Required work -
Leave out every picture, then transcribe the rest of the listing exactly.

Data shown -
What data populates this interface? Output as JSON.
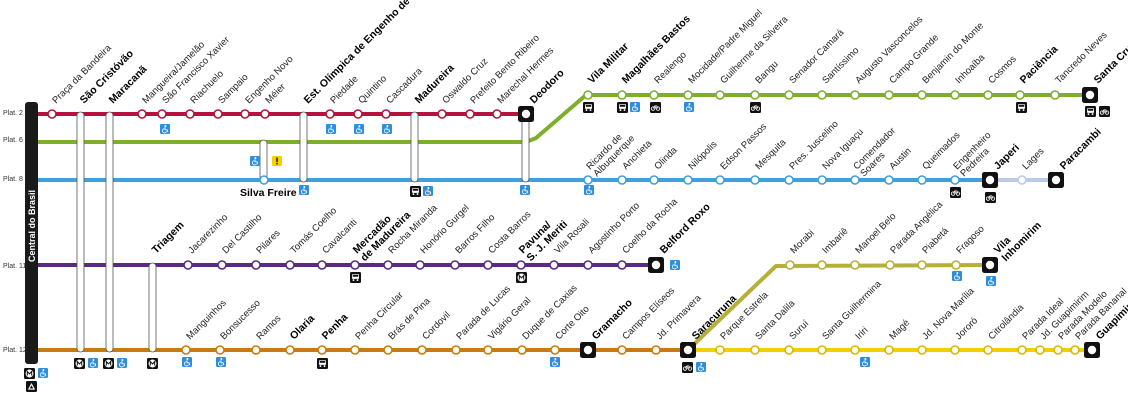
{
  "colors": {
    "line_2": "#b5123f",
    "line_6": "#7daf2c",
    "line_8": "#3ea0dc",
    "line_8_ext": "#b9cbe8",
    "line_11": "#5a2b86",
    "line_12": "#c77b12",
    "line_12_south": "#f2cf00",
    "line_inhomirim": "#b6b03a",
    "access_icon": "#2d8ee0",
    "alert_icon": "#f7d000",
    "terminal": "#111111"
  },
  "hub_label": "Central do Brasil",
  "platforms": [
    "Plat. 2",
    "Plat. 6",
    "Plat. 8",
    "Plat. 11",
    "Plat. 12"
  ],
  "icons": {
    "accessibility": "accessibility-icon",
    "bus": "bus-icon",
    "bike": "bike-icon",
    "metro": "metro-icon",
    "alert": "alert-icon",
    "train": "train-icon"
  },
  "shared_stations": [
    "Praça da Bandeira",
    "São Cristóvão",
    "Maracanã"
  ],
  "stations_trunk_2": [
    "Mangueira/Jamelão",
    "São Francisco Xavier",
    "Riachuelo",
    "Sampaio",
    "Engenho Novo",
    "Méier",
    "Est. Olímpica de Engenho de Dentro",
    "Piedade",
    "Quintino",
    "Cascadura",
    "Madureira",
    "Oswaldo Cruz",
    "Prefeito Bento Ribeiro",
    "Marechal Hermes",
    "Deodoro"
  ],
  "stations_line_6": [
    "Vila Militar",
    "Magalhães Bastos",
    "Realengo",
    "Mocidade/Padre Miguel",
    "Guilherme da Silveira",
    "Bangu",
    "Senador Camará",
    "Santíssimo",
    "Augusto Vasconcelos",
    "Campo Grande",
    "Benjamin do Monte",
    "Inhoaíba",
    "Cosmos",
    "Paciência",
    "Tancredo Neves",
    "Santa Cruz"
  ],
  "station_silva_freire": "Silva Freire",
  "stations_line_8": [
    "Ricardo de Albuquerque",
    "Anchieta",
    "Olinda",
    "Nilópolis",
    "Edson Passos",
    "Mesquita",
    "Pres. Juscelino",
    "Nova Iguaçu",
    "Comendador Soares",
    "Austin",
    "Queimados",
    "Engenheiro Pedreira",
    "Japeri",
    "Lages",
    "Paracambi"
  ],
  "stations_line_11": [
    "Triagem",
    "Jacarezinho",
    "Del Castilho",
    "Pilares",
    "Tomás Coelho",
    "Cavalcanti",
    "Mercadão de Madureira",
    "Rocha Miranda",
    "Honório Gurgel",
    "Barros Filho",
    "Costa Barros",
    "Pavuna/ S. J. Meriti",
    "Vila Rosali",
    "Agostinho Porto",
    "Coelho da Rocha",
    "Belford Roxo"
  ],
  "stations_line_12": [
    "Manguinhos",
    "Bonsucesso",
    "Ramos",
    "Olaria",
    "Penha",
    "Penha Circular",
    "Brás de Pina",
    "Cordovil",
    "Parada de Lucas",
    "Vigário Geral",
    "Duque de Caxias",
    "Corte Oito",
    "Gramacho",
    "Campos Elíseos",
    "Jd. Primavera",
    "Saracuruna"
  ],
  "stations_inhomirim": [
    "Morabi",
    "Imbariê",
    "Manoel Belo",
    "Parada Angélica",
    "Piabetá",
    "Fragoso",
    "Vila Inhomirim"
  ],
  "stations_guapimirim": [
    "Parque Estrela",
    "Santa Dalila",
    "Suruí",
    "Santa Guilhermina",
    "Iriri",
    "Magé",
    "Jd. Nova Marília",
    "Jororó",
    "Citrolândia",
    "Parada Ideal",
    "Jd. Guapimirim",
    "Parada Modelo",
    "Parada Bananal",
    "Guapimirim"
  ]
}
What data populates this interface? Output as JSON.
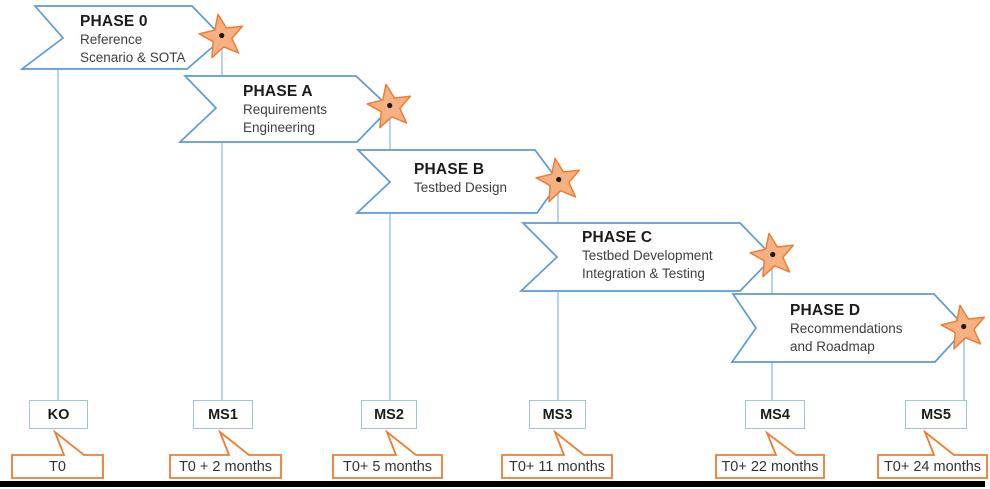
{
  "phases": [
    {
      "title": "PHASE 0",
      "lines": [
        "Reference",
        "Scenario & SOTA"
      ]
    },
    {
      "title": "PHASE A",
      "lines": [
        "Requirements",
        "Engineering"
      ]
    },
    {
      "title": "PHASE B",
      "lines": [
        "Testbed Design"
      ]
    },
    {
      "title": "PHASE C",
      "lines": [
        "Testbed Development",
        "Integration & Testing"
      ]
    },
    {
      "title": "PHASE D",
      "lines": [
        "Recommendations",
        "and Roadmap"
      ]
    }
  ],
  "milestones": [
    {
      "label": "KO",
      "time": "T0"
    },
    {
      "label": "MS1",
      "time": "T0 + 2 months"
    },
    {
      "label": "MS2",
      "time": "T0+ 5 months"
    },
    {
      "label": "MS3",
      "time": "T0+ 11 months"
    },
    {
      "label": "MS4",
      "time": "T0+ 22 months"
    },
    {
      "label": "MS5",
      "time": "T0+ 24 months"
    }
  ],
  "icons": {
    "milestone_marker": "star-icon"
  },
  "colors": {
    "arrow_border": "#5B9BD5",
    "connector_line": "#9DC3E6",
    "milestone_box_border": "#9DC3E6",
    "star_fill": "#F6B183",
    "star_border": "#ED7D31",
    "callout_border": "#ED7D31",
    "text_title": "#1B1B1B",
    "text_subtitle": "#3F3F3F",
    "bottom_bar": "#000000"
  }
}
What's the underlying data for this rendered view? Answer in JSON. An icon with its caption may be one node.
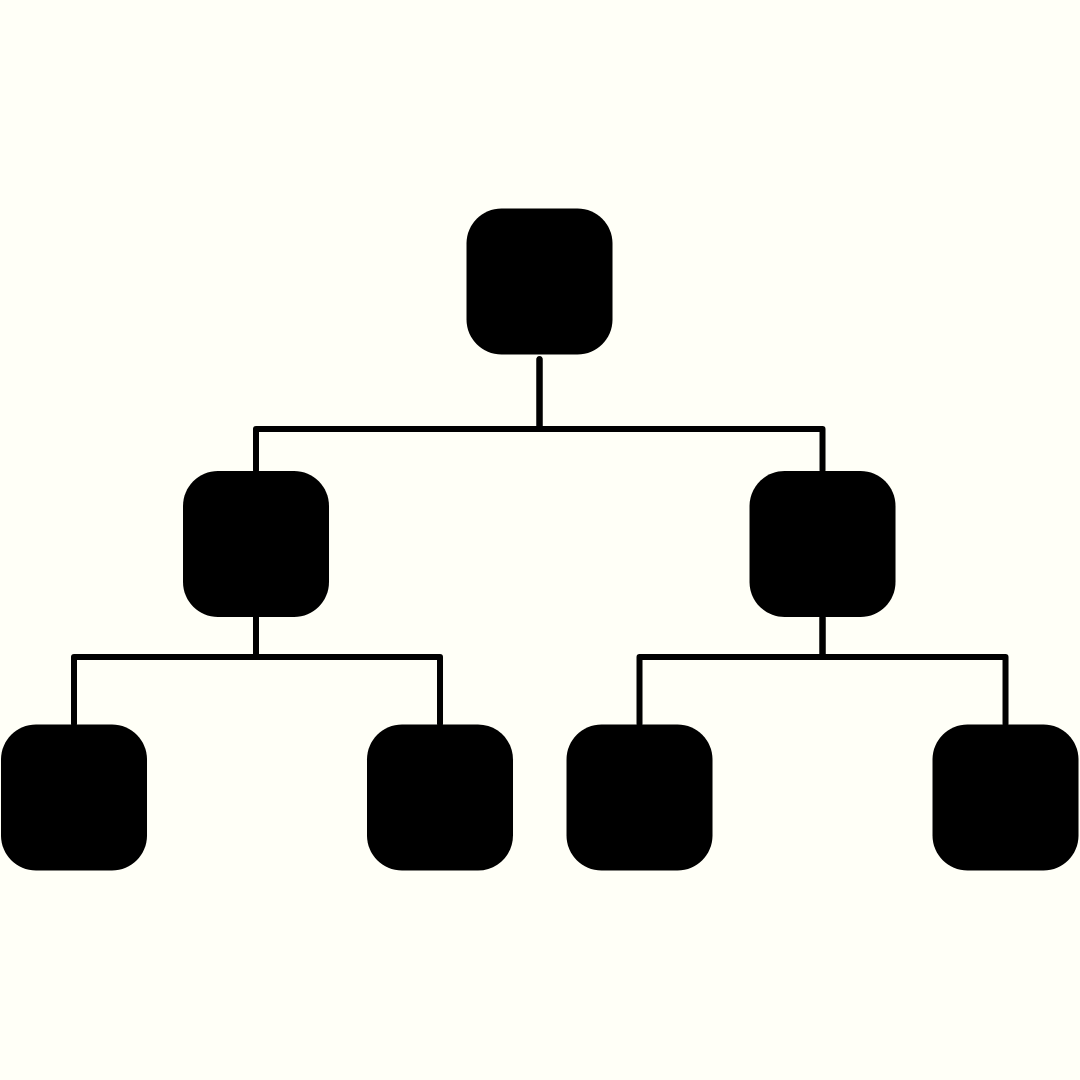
{
  "diagram": {
    "nodes": [
      {
        "text": [],
        "shape": "box"
      },
      {
        "text": [],
        "shape": "box"
      },
      {
        "text": [],
        "shape": "box"
      },
      {
        "text": [],
        "shape": "box"
      },
      {
        "text": [],
        "shape": "box"
      },
      {
        "text": [],
        "shape": "box"
      },
      {
        "text": [],
        "shape": "box"
      }
    ],
    "edges": [
      {
        "from": 0,
        "to": 1,
        "arrow": "none"
      },
      {
        "from": 0,
        "to": 2,
        "arrow": "none"
      },
      {
        "from": 1,
        "to": 3,
        "arrow": "none"
      },
      {
        "from": 1,
        "to": 4,
        "arrow": "none"
      },
      {
        "from": 2,
        "to": 5,
        "arrow": "none"
      },
      {
        "from": 2,
        "to": 6,
        "arrow": "none"
      }
    ]
  }
}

The answer -
What data populates this interface? Output as JSON.
{
  "colors": {
    "line_2": "#b5123f",
    "line_6": "#7daf2c",
    "line_8": "#3ea0dc",
    "line_8_ext": "#b9cbe8",
    "line_11": "#5a2b86",
    "line_12": "#c77b12",
    "line_12_south": "#f2cf00",
    "line_inhomirim": "#b6b03a",
    "access_icon": "#2d8ee0",
    "alert_icon": "#f7d000",
    "terminal": "#111111"
  },
  "hub_label": "Central do Brasil",
  "platforms": [
    "Plat. 2",
    "Plat. 6",
    "Plat. 8",
    "Plat. 11",
    "Plat. 12"
  ],
  "icons": {
    "accessibility": "accessibility-icon",
    "bus": "bus-icon",
    "bike": "bike-icon",
    "metro": "metro-icon",
    "alert": "alert-icon",
    "train": "train-icon"
  },
  "shared_stations": [
    "Praça da Bandeira",
    "São Cristóvão",
    "Maracanã"
  ],
  "stations_trunk_2": [
    "Mangueira/Jamelão",
    "São Francisco Xavier",
    "Riachuelo",
    "Sampaio",
    "Engenho Novo",
    "Méier",
    "Est. Olímpica de Engenho de Dentro",
    "Piedade",
    "Quintino",
    "Cascadura",
    "Madureira",
    "Oswaldo Cruz",
    "Prefeito Bento Ribeiro",
    "Marechal Hermes",
    "Deodoro"
  ],
  "stations_line_6": [
    "Vila Militar",
    "Magalhães Bastos",
    "Realengo",
    "Mocidade/Padre Miguel",
    "Guilherme da Silveira",
    "Bangu",
    "Senador Camará",
    "Santíssimo",
    "Augusto Vasconcelos",
    "Campo Grande",
    "Benjamin do Monte",
    "Inhoaíba",
    "Cosmos",
    "Paciência",
    "Tancredo Neves",
    "Santa Cruz"
  ],
  "station_silva_freire": "Silva Freire",
  "stations_line_8": [
    "Ricardo de Albuquerque",
    "Anchieta",
    "Olinda",
    "Nilópolis",
    "Edson Passos",
    "Mesquita",
    "Pres. Juscelino",
    "Nova Iguaçu",
    "Comendador Soares",
    "Austin",
    "Queimados",
    "Engenheiro Pedreira",
    "Japeri",
    "Lages",
    "Paracambi"
  ],
  "stations_line_11": [
    "Triagem",
    "Jacarezinho",
    "Del Castilho",
    "Pilares",
    "Tomás Coelho",
    "Cavalcanti",
    "Mercadão de Madureira",
    "Rocha Miranda",
    "Honório Gurgel",
    "Barros Filho",
    "Costa Barros",
    "Pavuna/ S. J. Meriti",
    "Vila Rosali",
    "Agostinho Porto",
    "Coelho da Rocha",
    "Belford Roxo"
  ],
  "stations_line_12": [
    "Manguinhos",
    "Bonsucesso",
    "Ramos",
    "Olaria",
    "Penha",
    "Penha Circular",
    "Brás de Pina",
    "Cordovil",
    "Parada de Lucas",
    "Vigário Geral",
    "Duque de Caxias",
    "Corte Oito",
    "Gramacho",
    "Campos Elíseos",
    "Jd. Primavera",
    "Saracuruna"
  ],
  "stations_inhomirim": [
    "Morabi",
    "Imbariê",
    "Manoel Belo",
    "Parada Angélica",
    "Piabetá",
    "Fragoso",
    "Vila Inhomirim"
  ],
  "stations_guapimirim": [
    "Parque Estrela",
    "Santa Dalila",
    "Suruí",
    "Santa Guilhermina",
    "Iriri",
    "Magé",
    "Jd. Nova Marília",
    "Jororó",
    "Citrolândia",
    "Parada Ideal",
    "Jd. Guapimirim",
    "Parada Modelo",
    "Parada Bananal",
    "Guapimirim"
  ]
}
What data populates this interface? Output as JSON.
{
  "phases": [
    {
      "title": "PHASE 0",
      "lines": [
        "Reference",
        "Scenario & SOTA"
      ]
    },
    {
      "title": "PHASE A",
      "lines": [
        "Requirements",
        "Engineering"
      ]
    },
    {
      "title": "PHASE B",
      "lines": [
        "Testbed Design"
      ]
    },
    {
      "title": "PHASE C",
      "lines": [
        "Testbed Development",
        "Integration & Testing"
      ]
    },
    {
      "title": "PHASE D",
      "lines": [
        "Recommendations",
        "and Roadmap"
      ]
    }
  ],
  "milestones": [
    {
      "label": "KO",
      "time": "T0"
    },
    {
      "label": "MS1",
      "time": "T0 + 2 months"
    },
    {
      "label": "MS2",
      "time": "T0+ 5 months"
    },
    {
      "label": "MS3",
      "time": "T0+ 11 months"
    },
    {
      "label": "MS4",
      "time": "T0+ 22 months"
    },
    {
      "label": "MS5",
      "time": "T0+ 24 months"
    }
  ],
  "icons": {
    "milestone_marker": "star-icon"
  },
  "colors": {
    "arrow_border": "#5B9BD5",
    "connector_line": "#9DC3E6",
    "milestone_box_border": "#9DC3E6",
    "star_fill": "#F6B183",
    "star_border": "#ED7D31",
    "callout_border": "#ED7D31",
    "text_title": "#1B1B1B",
    "text_subtitle": "#3F3F3F",
    "bottom_bar": "#000000"
  }
}
What's the underlying data for this rendered view? Answer in JSON. An icon with its caption may be one node.
{
  "diagram": {
    "nodes": [
      {
        "text": [],
        "shape": "box"
      },
      {
        "text": [],
        "shape": "box"
      },
      {
        "text": [],
        "shape": "box"
      },
      {
        "text": [],
        "shape": "box"
      },
      {
        "text": [],
        "shape": "box"
      },
      {
        "text": [],
        "shape": "box"
      },
      {
        "text": [],
        "shape": "box"
      }
    ],
    "edges": [
      {
        "from": 0,
        "to": 1,
        "arrow": "none"
      },
      {
        "from": 0,
        "to": 2,
        "arrow": "none"
      },
      {
        "from": 1,
        "to": 3,
        "arrow": "none"
      },
      {
        "from": 1,
        "to": 4,
        "arrow": "none"
      },
      {
        "from": 2,
        "to": 5,
        "arrow": "none"
      },
      {
        "from": 2,
        "to": 6,
        "arrow": "none"
      }
    ]
  }
}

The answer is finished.